++++ DATA SUPPLIED
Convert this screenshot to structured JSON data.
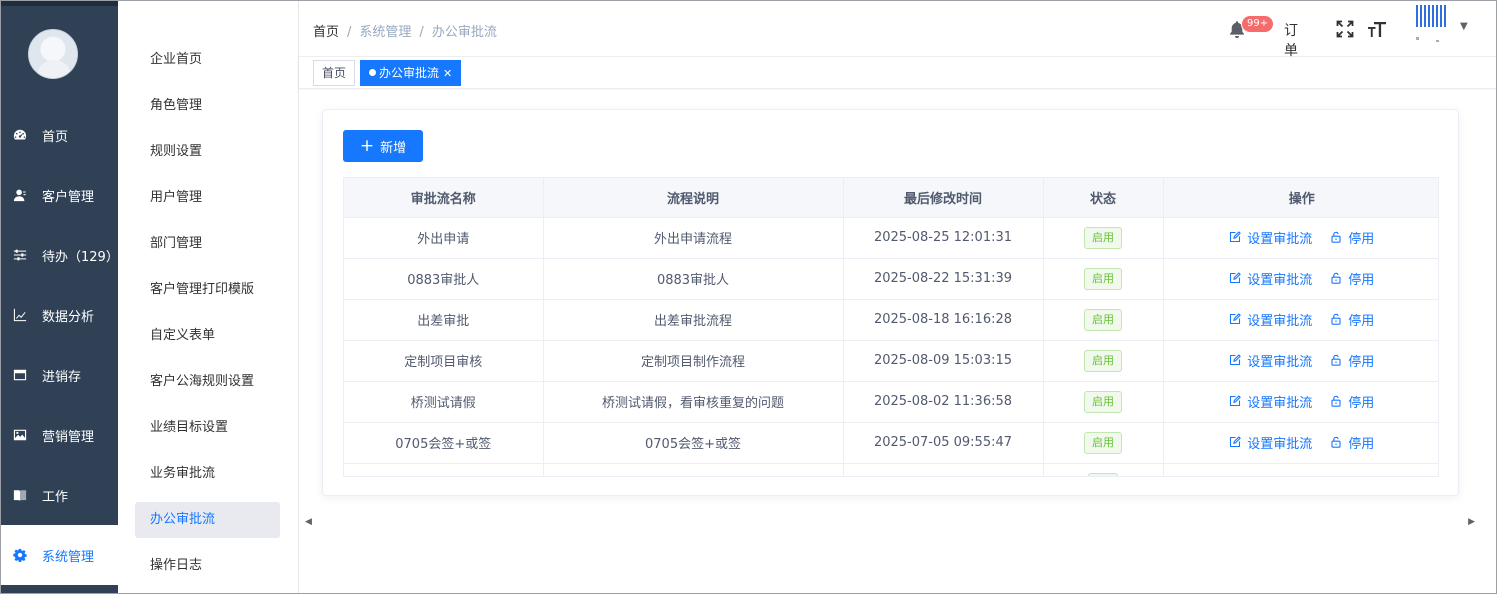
{
  "sidebar": {
    "items": [
      {
        "label": "首页",
        "icon": "dashboard-icon"
      },
      {
        "label": "客户管理",
        "icon": "user-icon"
      },
      {
        "label": "待办（129）",
        "icon": "sliders-icon"
      },
      {
        "label": "数据分析",
        "icon": "chart-icon"
      },
      {
        "label": "进销存",
        "icon": "window-icon"
      },
      {
        "label": "营销管理",
        "icon": "picture-icon"
      },
      {
        "label": "工作",
        "icon": "book-icon"
      },
      {
        "label": "系统管理",
        "icon": "gear-icon"
      }
    ],
    "active": "系统管理"
  },
  "subnav": {
    "items": [
      "企业首页",
      "角色管理",
      "规则设置",
      "用户管理",
      "部门管理",
      "客户管理打印模版",
      "自定义表单",
      "客户公海规则设置",
      "业绩目标设置",
      "业务审批流",
      "办公审批流",
      "操作日志"
    ],
    "active": "办公审批流"
  },
  "header": {
    "breadcrumb": [
      "首页",
      "系统管理",
      "办公审批流"
    ],
    "notification_badge": "99+",
    "order_label": "订单"
  },
  "tags": {
    "home": "首页",
    "current": "办公审批流"
  },
  "toolbar": {
    "add_label": "新增"
  },
  "table": {
    "columns": [
      "审批流名称",
      "流程说明",
      "最后修改时间",
      "状态",
      "操作"
    ],
    "rows": [
      {
        "name": "外出申请",
        "desc": "外出申请流程",
        "time": "2025-08-25 12:01:31",
        "status": "启用"
      },
      {
        "name": "0883审批人",
        "desc": "0883审批人",
        "time": "2025-08-22 15:31:39",
        "status": "启用"
      },
      {
        "name": "出差审批",
        "desc": "出差审批流程",
        "time": "2025-08-18 16:16:28",
        "status": "启用"
      },
      {
        "name": "定制项目审核",
        "desc": "定制项目制作流程",
        "time": "2025-08-09 15:03:15",
        "status": "启用"
      },
      {
        "name": "桥测试请假",
        "desc": "桥测试请假，看审核重复的问题",
        "time": "2025-08-02 11:36:58",
        "status": "启用"
      },
      {
        "name": "0705会签+或签",
        "desc": "0705会签+或签",
        "time": "2025-07-05 09:55:47",
        "status": "启用"
      }
    ],
    "op_labels": {
      "configure": "设置审批流",
      "disable": "停用"
    }
  },
  "colors": {
    "primary": "#1677ff",
    "sidebar_bg": "#304156",
    "success": "#67c23a"
  }
}
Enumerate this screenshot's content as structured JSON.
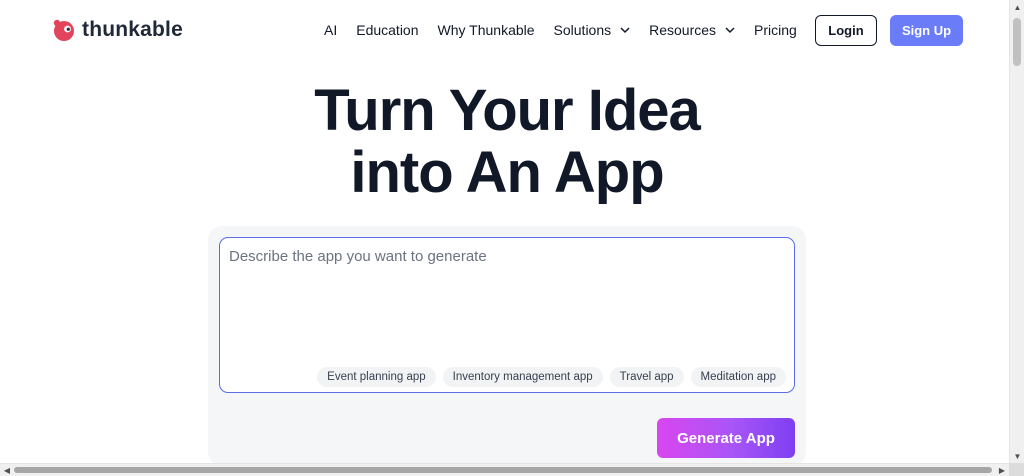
{
  "brand": {
    "name": "thunkable",
    "color": "#e2445c"
  },
  "nav": {
    "items": [
      {
        "label": "AI",
        "has_dropdown": false
      },
      {
        "label": "Education",
        "has_dropdown": false
      },
      {
        "label": "Why Thunkable",
        "has_dropdown": false
      },
      {
        "label": "Solutions",
        "has_dropdown": true
      },
      {
        "label": "Resources",
        "has_dropdown": true
      },
      {
        "label": "Pricing",
        "has_dropdown": false
      }
    ],
    "login_label": "Login",
    "signup_label": "Sign Up"
  },
  "hero": {
    "title_line1": "Turn Your Idea",
    "title_line2": "into An App"
  },
  "prompt": {
    "placeholder": "Describe the app you want to generate",
    "suggestions": [
      "Event planning app",
      "Inventory management app",
      "Travel app",
      "Meditation app"
    ],
    "generate_label": "Generate App"
  },
  "colors": {
    "accent": "#6b7cf8",
    "text": "#111827",
    "generate_gradient_start": "#d946ef",
    "generate_gradient_end": "#7e3ff2"
  },
  "icons": {
    "logo": "thunkable-logo-icon",
    "dropdown": "chevron-down-icon"
  }
}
++++++++
● WHAT TO WORK ON: Copy all lines from the material that contain "screenshot".

● EXERCISE RESPONSE:
Convert this screenshot to structured JSON data.
Enumerate this screenshot's content as structured JSON.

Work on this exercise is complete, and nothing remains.